··· Data for the task ···
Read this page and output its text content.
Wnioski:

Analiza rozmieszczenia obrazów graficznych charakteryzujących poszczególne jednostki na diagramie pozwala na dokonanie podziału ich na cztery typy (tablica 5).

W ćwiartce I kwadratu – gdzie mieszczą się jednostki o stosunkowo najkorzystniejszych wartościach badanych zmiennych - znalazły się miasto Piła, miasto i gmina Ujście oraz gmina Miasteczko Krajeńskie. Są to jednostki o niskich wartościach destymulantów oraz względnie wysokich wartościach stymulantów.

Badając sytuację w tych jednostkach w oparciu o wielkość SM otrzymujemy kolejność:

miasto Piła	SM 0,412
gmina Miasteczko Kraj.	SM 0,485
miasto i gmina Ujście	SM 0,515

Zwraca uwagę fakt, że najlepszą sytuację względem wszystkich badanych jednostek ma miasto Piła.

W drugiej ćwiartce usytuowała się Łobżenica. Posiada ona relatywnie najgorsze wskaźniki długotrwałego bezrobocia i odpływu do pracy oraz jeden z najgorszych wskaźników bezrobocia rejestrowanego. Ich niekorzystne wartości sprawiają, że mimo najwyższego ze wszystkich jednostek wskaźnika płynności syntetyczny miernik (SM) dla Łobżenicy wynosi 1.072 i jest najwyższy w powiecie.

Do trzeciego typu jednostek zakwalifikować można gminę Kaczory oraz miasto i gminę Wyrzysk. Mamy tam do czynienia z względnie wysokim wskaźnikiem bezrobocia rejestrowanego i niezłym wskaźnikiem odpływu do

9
···
§ Brief
Hand back the material above in full, exactly as written.

§ Correct answer
Read this page and output its text content.
Wnioski:

Analiza rozmieszczenia obrazów graficznych charakteryzujących poszczególne jednostki na diagramie pozwala na dokonanie podziału ich na cztery typy (tablica 5).

W ćwiartce I kwadratu – gdzie mieszczą się jednostki o stosunkowo najkorzystniejszych wartościach badanych zmiennych - znalazły się miasto Piła, miasto i gmina Ujście oraz gmina Miasteczko Krajeńskie. Są to jednostki o niskich wartościach destymulantów oraz względnie wysokich wartościach stymulantów.

Badając sytuację w tych jednostkach w oparciu o wielkość SM otrzymujemy kolejność:

miasto Piła	SM 0,412
gmina Miasteczko Kraj.	SM 0,485
miasto i gmina Ujście	SM 0,515

Zwraca uwagę fakt, że najlepszą sytuację względem wszystkich badanych jednostek ma miasto Piła.

W drugiej ćwiartce usytuowała się Łobżenica. Posiada ona relatywnie najgorsze wskaźniki długotrwałego bezrobocia i odpływu do pracy oraz jeden z najgorszych wskaźników bezrobocia rejestrowanego. Ich niekorzystne wartości sprawiają, że mimo najwyższego ze wszystkich jednostek wskaźnika płynności syntetyczny miernik (SM) dla Łobżenicy wynosi 1.072 i jest najwyższy w powiecie.

Do trzeciego typu jednostek zakwalifikować można gminę Kaczory oraz miasto i gminę Wyrzysk. Mamy tam do czynienia z względnie wysokim wskaźnikiem bezrobocia rejestrowanego i niezłym wskaźnikiem odpływu do

9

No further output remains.